▸ **What is expected**
Your answer must consist solely of the number of lines that contain the word "External".

==== Provided data ====

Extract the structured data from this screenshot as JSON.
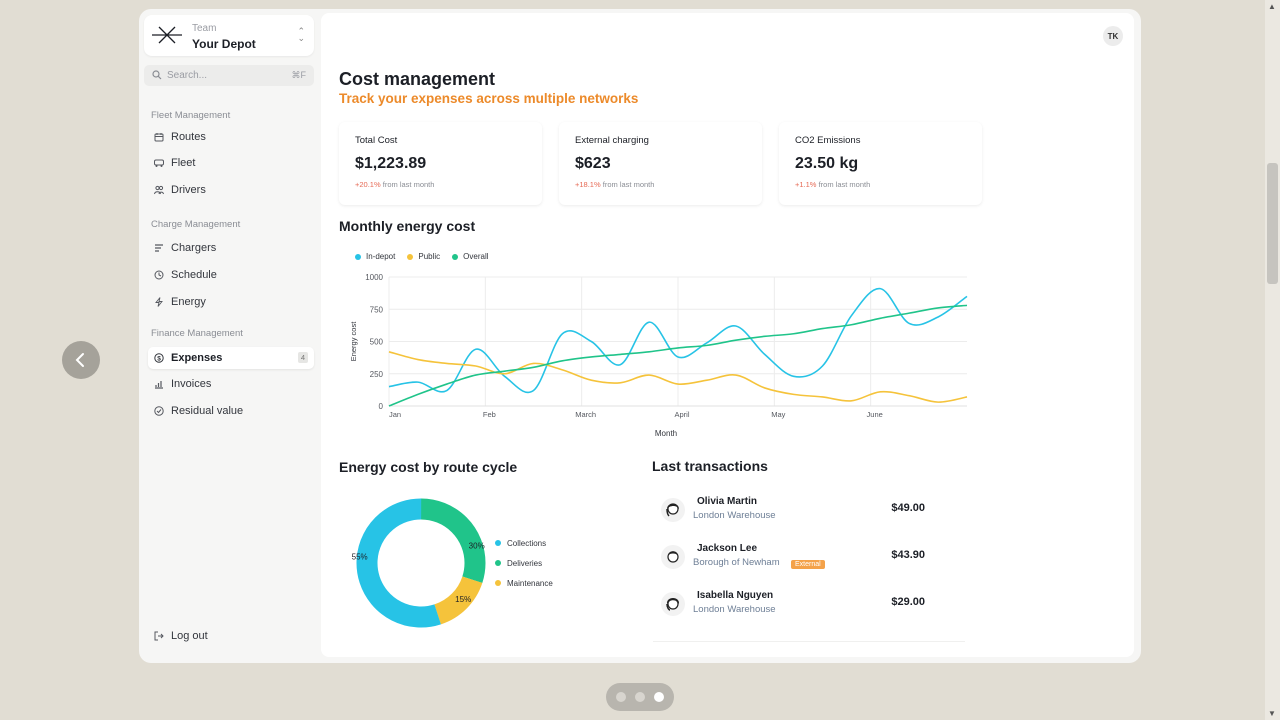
{
  "team": {
    "label": "Team",
    "name": "Your Depot"
  },
  "search": {
    "placeholder": "Search...",
    "shortcut": "⌘F"
  },
  "sidebar": {
    "sections": [
      {
        "title": "Fleet Management",
        "items": [
          {
            "label": "Routes",
            "icon": "calendar-icon"
          },
          {
            "label": "Fleet",
            "icon": "bus-icon"
          },
          {
            "label": "Drivers",
            "icon": "users-icon"
          }
        ]
      },
      {
        "title": "Charge Management",
        "items": [
          {
            "label": "Chargers",
            "icon": "bars-icon"
          },
          {
            "label": "Schedule",
            "icon": "clock-icon"
          },
          {
            "label": "Energy",
            "icon": "bolt-icon"
          }
        ]
      },
      {
        "title": "Finance Management",
        "items": [
          {
            "label": "Expenses",
            "icon": "dollar-circle-icon",
            "active": true,
            "badge": "4"
          },
          {
            "label": "Invoices",
            "icon": "chart-icon"
          },
          {
            "label": "Residual value",
            "icon": "check-circle-icon"
          }
        ]
      }
    ],
    "logout": "Log out"
  },
  "header": {
    "avatar": "TK"
  },
  "page": {
    "title": "Cost management",
    "subtitle": "Track your expenses across multiple networks"
  },
  "stats": [
    {
      "label": "Total Cost",
      "value": "$1,223.89",
      "delta": "+20.1%",
      "delta_suffix": "from last month"
    },
    {
      "label": "External charging",
      "value": "$623",
      "delta": "+18.1%",
      "delta_suffix": "from last month"
    },
    {
      "label": "CO2 Emissions",
      "value": "23.50 kg",
      "delta": "+1.1%",
      "delta_suffix": "from last month"
    }
  ],
  "monthly": {
    "title": "Monthly energy cost"
  },
  "donut_section": {
    "title": "Energy cost by route cycle"
  },
  "transactions": {
    "title": "Last transactions",
    "items": [
      {
        "name": "Olivia Martin",
        "location": "London Warehouse",
        "amount": "$49.00"
      },
      {
        "name": "Jackson Lee",
        "location": "Borough of Newham",
        "amount": "$43.90",
        "tag": "External"
      },
      {
        "name": "Isabella Nguyen",
        "location": "London Warehouse",
        "amount": "$29.00"
      }
    ]
  },
  "colors": {
    "accent": "#ec8a2a",
    "in_depot": "#27c3e6",
    "public": "#f5c33b",
    "overall": "#20c48a"
  },
  "chart_data": [
    {
      "type": "line",
      "title": "Monthly energy cost",
      "xlabel": "Month",
      "ylabel": "Energy cost",
      "xticks": [
        "Jan",
        "Feb",
        "March",
        "April",
        "May",
        "June"
      ],
      "yticks": [
        0,
        250,
        500,
        750,
        1000
      ],
      "ylim": [
        0,
        1000
      ],
      "grid": true,
      "legend": "top-left",
      "x": [
        0,
        0.3,
        0.6,
        0.9,
        1.2,
        1.5,
        1.8,
        2.1,
        2.4,
        2.7,
        3.0,
        3.3,
        3.6,
        3.9,
        4.2,
        4.5,
        4.8,
        5.1,
        5.4,
        5.7,
        6.0
      ],
      "series": [
        {
          "name": "In-depot",
          "color": "#27c3e6",
          "values": [
            150,
            185,
            120,
            440,
            230,
            120,
            560,
            500,
            320,
            650,
            380,
            490,
            620,
            400,
            230,
            310,
            700,
            910,
            640,
            690,
            850
          ]
        },
        {
          "name": "Public",
          "color": "#f5c33b",
          "values": [
            420,
            360,
            330,
            310,
            250,
            330,
            280,
            200,
            180,
            240,
            170,
            200,
            240,
            140,
            90,
            70,
            40,
            110,
            80,
            30,
            70
          ]
        },
        {
          "name": "Overall",
          "color": "#20c48a",
          "values": [
            0,
            90,
            170,
            240,
            270,
            300,
            350,
            380,
            400,
            420,
            450,
            470,
            510,
            540,
            560,
            600,
            630,
            680,
            720,
            760,
            780
          ]
        }
      ]
    },
    {
      "type": "pie",
      "title": "Energy cost by route cycle",
      "donut": true,
      "labels": [
        "Collections",
        "Deliveries",
        "Maintenance"
      ],
      "values": [
        55,
        30,
        15
      ],
      "data_labels": [
        "55%",
        "30%",
        "15%"
      ],
      "colors": [
        "#27c3e6",
        "#20c48a",
        "#f5c33b"
      ]
    }
  ]
}
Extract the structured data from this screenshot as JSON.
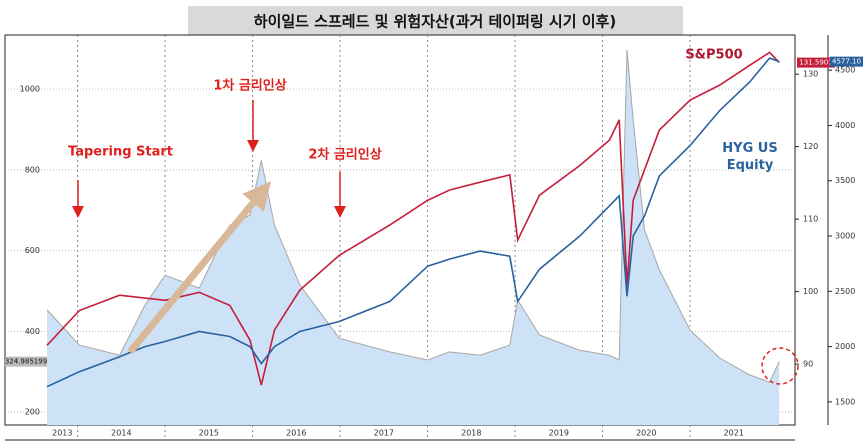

====

▸ **Full response**
2